>> Begin

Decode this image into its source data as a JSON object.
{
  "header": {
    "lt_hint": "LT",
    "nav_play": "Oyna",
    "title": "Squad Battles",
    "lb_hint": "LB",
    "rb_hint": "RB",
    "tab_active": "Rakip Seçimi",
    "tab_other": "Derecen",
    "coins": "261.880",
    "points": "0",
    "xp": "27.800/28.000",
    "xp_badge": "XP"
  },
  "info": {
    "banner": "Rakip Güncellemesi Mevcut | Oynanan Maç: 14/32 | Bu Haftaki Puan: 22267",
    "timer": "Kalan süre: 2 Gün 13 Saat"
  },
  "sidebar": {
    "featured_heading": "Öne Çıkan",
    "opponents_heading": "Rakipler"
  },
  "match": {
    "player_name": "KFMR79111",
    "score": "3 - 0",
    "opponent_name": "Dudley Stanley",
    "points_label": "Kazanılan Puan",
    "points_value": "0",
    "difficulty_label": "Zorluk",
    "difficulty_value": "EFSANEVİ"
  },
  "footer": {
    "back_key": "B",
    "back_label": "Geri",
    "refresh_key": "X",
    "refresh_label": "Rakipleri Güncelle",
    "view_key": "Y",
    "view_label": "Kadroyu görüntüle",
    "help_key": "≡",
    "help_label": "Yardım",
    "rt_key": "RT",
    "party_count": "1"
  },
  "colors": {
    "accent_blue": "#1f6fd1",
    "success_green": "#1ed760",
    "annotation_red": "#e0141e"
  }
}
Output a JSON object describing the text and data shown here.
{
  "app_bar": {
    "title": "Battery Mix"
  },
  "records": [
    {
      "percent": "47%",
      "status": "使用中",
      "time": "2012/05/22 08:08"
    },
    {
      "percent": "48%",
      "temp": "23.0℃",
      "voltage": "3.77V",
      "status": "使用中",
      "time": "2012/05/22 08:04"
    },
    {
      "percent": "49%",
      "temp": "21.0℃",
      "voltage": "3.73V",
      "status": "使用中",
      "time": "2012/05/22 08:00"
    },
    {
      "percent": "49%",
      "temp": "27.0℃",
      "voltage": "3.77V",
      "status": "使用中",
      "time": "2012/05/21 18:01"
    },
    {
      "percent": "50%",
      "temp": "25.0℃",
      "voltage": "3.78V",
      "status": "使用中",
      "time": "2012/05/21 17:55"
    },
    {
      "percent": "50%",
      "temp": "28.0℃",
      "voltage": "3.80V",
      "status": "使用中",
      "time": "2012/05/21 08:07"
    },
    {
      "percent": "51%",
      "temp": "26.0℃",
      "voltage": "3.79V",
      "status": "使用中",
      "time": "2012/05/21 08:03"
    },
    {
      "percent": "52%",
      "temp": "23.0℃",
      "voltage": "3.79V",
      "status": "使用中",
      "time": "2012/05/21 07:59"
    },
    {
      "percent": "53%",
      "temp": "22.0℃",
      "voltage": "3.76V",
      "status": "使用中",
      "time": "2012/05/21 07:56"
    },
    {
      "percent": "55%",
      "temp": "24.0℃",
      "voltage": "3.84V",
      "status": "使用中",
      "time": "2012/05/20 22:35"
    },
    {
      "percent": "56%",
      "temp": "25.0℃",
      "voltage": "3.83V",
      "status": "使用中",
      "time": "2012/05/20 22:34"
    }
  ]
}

>> End

Gather each line in the data that holds the string "percent".

      "percent": "47%",
      "percent": "48%",
      "percent": "49%",
      "percent": "49%",
      "percent": "50%",
      "percent": "50%",
      "percent": "51%",
      "percent": "52%",
      "percent": "53%",
      "percent": "55%",
      "percent": "56%",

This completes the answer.